## WORK TO DO
Pick up the sailboat blog entries after their final sentence and write a short continuation in the same style.

## SOURCE EXCERPT
Monday, 26 November 2018

Raising the Roof.

Not much to report, other than the fact that I've made a lifting post to go under the roof a couple of weeks ago with the intention of gradually raising the cabin roof to it's original height hopefully in time to fit a new mast beam in the spring.

The roof has spent the last year or more sagging, so it will take a few months to gradually raise it without cracking the GRP.

The post is 2 x 2 with a threaded rod inset in a hole drilled in the end. Pads on the floor and the roof and a washer at the end of the post for a nut to push onto. Turn the nut and the threaded rod extends out of the end of the post like a DIY acro-prop. 3 quid for the wood from B&Q and threaded rod, washers and nuts out of the scrap box.

I've been on board twice. First to install the post and then again this weekend to raise the roof a bit more. Basically extending the rod until I get a fair bit of resistance against the screw. I don't want to go at it like a bull in a china shop and push the deck and cabin top from the hull.

So far I've raised the roof about 1.5 inches. Slow but steady.

Thursday, 4 October 2018

Removal of the Space Invaders and Cheap Boats.

The traveller encampment in the car park at Eastney was removed yesterday morning. I got a tip-off via one of my many spies (actually a friend of my step-daughter) by way of this picture:

I went down at lunchtime to check on progress and the last of the encampment were moving off. Plenty of security, Police, breakdown trucks and hi-vis jackets in attendance,

By evening the car park had returned.

Car Park now with blocks in place to deter caravans

So now access to the boat should be back to normal.

On another note there seems to be a glut of 30ft-ish yachts on ebay at the moment. A few in the water and a few on the hard. All of them projects, but all of them an abject warning of how much a big fin-keel yacht costs to keep maintained and working. I just wonder why there is a lot of them suddenly about. I wonder if yard prices have just taken a hike, or if there's a concerted effort to buy up old, cheap yards and gentrify them.

There's a Everitt YCA 29 on eBay just gone this lunchtime  in Southampton. Still on the water with the mast down and strapped to the roof. Some water ingress but loos like rainwater and didn't thanfully look as though it got up to the engine air intakes £355.... bargain.

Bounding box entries

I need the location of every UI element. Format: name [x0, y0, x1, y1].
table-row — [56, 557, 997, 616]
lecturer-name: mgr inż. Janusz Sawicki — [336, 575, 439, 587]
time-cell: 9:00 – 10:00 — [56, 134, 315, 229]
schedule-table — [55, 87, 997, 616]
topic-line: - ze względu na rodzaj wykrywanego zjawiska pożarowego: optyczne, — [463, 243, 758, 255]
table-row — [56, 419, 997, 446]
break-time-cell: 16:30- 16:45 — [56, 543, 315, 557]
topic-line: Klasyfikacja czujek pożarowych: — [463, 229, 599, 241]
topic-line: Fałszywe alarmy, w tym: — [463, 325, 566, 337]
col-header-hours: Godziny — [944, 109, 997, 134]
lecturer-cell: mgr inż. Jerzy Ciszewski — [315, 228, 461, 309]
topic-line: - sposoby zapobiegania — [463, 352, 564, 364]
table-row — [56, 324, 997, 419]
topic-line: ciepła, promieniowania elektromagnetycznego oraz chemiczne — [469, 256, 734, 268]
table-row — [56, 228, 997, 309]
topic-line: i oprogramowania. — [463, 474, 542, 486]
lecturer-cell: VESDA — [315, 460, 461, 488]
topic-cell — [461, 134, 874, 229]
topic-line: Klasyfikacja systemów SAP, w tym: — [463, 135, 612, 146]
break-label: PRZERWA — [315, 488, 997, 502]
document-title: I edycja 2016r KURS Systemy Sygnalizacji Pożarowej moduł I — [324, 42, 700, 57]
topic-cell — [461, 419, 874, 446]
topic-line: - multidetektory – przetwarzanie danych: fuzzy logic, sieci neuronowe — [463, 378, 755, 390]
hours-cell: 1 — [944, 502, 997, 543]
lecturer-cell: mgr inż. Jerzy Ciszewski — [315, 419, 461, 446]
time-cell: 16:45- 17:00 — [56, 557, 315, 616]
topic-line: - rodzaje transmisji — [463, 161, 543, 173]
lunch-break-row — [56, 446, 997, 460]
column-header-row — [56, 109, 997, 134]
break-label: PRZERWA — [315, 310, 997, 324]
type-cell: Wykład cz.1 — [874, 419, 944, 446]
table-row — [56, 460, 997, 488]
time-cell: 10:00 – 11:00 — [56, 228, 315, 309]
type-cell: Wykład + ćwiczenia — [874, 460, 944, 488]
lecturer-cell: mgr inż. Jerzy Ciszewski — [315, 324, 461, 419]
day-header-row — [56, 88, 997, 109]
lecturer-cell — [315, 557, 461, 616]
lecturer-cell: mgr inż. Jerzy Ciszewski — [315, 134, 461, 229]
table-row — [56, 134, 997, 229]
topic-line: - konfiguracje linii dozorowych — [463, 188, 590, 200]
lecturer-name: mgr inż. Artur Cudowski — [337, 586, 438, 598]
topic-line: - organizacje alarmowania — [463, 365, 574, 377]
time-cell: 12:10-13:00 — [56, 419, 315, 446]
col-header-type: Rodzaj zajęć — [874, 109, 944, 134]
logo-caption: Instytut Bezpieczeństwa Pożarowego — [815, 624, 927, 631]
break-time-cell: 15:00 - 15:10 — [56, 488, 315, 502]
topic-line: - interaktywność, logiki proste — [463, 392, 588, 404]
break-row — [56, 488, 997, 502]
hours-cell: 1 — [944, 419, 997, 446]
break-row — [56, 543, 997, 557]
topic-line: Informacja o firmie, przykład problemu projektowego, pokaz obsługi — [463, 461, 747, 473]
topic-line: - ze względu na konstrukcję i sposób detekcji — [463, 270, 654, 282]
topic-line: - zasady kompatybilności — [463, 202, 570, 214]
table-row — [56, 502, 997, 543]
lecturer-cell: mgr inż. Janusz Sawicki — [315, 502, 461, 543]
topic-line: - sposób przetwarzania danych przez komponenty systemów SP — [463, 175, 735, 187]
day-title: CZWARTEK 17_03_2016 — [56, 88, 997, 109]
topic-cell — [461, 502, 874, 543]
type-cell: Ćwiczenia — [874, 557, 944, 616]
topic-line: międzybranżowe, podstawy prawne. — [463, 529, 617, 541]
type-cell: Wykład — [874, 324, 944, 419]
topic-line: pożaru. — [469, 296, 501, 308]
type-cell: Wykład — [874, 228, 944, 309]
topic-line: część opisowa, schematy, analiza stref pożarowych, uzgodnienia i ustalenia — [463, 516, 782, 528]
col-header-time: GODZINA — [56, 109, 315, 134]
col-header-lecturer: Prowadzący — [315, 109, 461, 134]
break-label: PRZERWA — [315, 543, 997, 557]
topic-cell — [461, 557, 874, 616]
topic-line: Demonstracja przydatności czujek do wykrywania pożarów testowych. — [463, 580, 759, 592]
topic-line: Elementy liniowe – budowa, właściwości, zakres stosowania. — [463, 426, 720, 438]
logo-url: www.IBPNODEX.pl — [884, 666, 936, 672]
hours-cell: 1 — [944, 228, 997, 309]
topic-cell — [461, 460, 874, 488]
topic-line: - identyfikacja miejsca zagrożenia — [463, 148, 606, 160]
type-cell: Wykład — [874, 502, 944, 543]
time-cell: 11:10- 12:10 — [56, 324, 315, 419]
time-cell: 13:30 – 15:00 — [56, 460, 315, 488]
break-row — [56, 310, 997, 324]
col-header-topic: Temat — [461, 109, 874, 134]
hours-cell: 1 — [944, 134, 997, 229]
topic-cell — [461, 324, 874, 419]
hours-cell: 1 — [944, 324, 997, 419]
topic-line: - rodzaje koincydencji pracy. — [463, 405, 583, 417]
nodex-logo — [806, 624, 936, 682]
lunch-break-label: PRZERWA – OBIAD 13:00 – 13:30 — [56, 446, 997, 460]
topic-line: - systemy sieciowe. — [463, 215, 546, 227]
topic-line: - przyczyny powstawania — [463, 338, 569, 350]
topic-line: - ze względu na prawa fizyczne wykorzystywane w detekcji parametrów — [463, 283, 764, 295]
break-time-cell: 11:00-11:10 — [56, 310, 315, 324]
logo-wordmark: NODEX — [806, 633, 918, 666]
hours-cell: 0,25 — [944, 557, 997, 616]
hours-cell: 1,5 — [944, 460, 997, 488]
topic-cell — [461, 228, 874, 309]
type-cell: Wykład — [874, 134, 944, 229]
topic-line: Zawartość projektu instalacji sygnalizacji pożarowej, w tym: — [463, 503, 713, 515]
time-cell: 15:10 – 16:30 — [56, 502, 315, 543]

## EXPECTED OUTPUT
Another is a 25ft scoop-back quarter-tonner racer currently at £390.

There are a couple of others on eBay, they really is a rash of them.

Hmm, I just wonder how difficult it would be to convert one to twin keel... Must resist....:-)

Always fancied a bilge keel Gin Palace....

Friday, 14 September 2018

Australia beckons.

One of the things I haven't divulged this year is the reason for little or no blogging of any consequence.

ThatsT because all my spare cash that would have gone on the boat has been diverted to a projects called 'stralian holiday.

Hopefully in December, me and the Mrs jet off to Brisbane, stopping off in Dubai on the way there and back. As a sort of 10th wedding anniversary present.

As you can imagine, for someone of a skintish nature, financing such a venture has hoovered up all the spare cash. And that's flights only: we're taking advantage of family and friends for accommodation.

So, I apologise for the lack of blogging. The plans are that next year Sprite 2 will have some actual money spent on her to sort out the windows and mast beam. Here's hoping.

I was on board at the weekend and the old dear needs some money spent on her.

Thursday, 26 July 2018

Sick Centaur

The back is finally getting better after quite a long spell of doing naff all.

So guess what, I went down to the boat last weekend! Nothing strenuous, just went down on Saturday and shackled the mooring buoy to the chain. No rope this time: if it comes away from the chain it's been nicked.

I had a couple of hours on board in the sunshine, airing the cabin. After that I had a walk round the pond.

I came across this poorly looking Westerly Centaur on the beach at the end of the spit:

The poor thing had lost a keel. It was covered in seaweed, so I guessed it must have sunk on its mooring and been recovered. The fact it wasn't tied to anything suggested the person that put it on the beach didn't expect it to move.

I went back at high tide on Sunday and sure enough:

It doesn't float. :-( Such a shame.

I hope that somehow it gets restored and doesn't get cut up like so many other recovered wrecks I've seen down at Eastney.  Obviously they'll need the missing keel, hopefully they have recovered or will recover that as well as the boat.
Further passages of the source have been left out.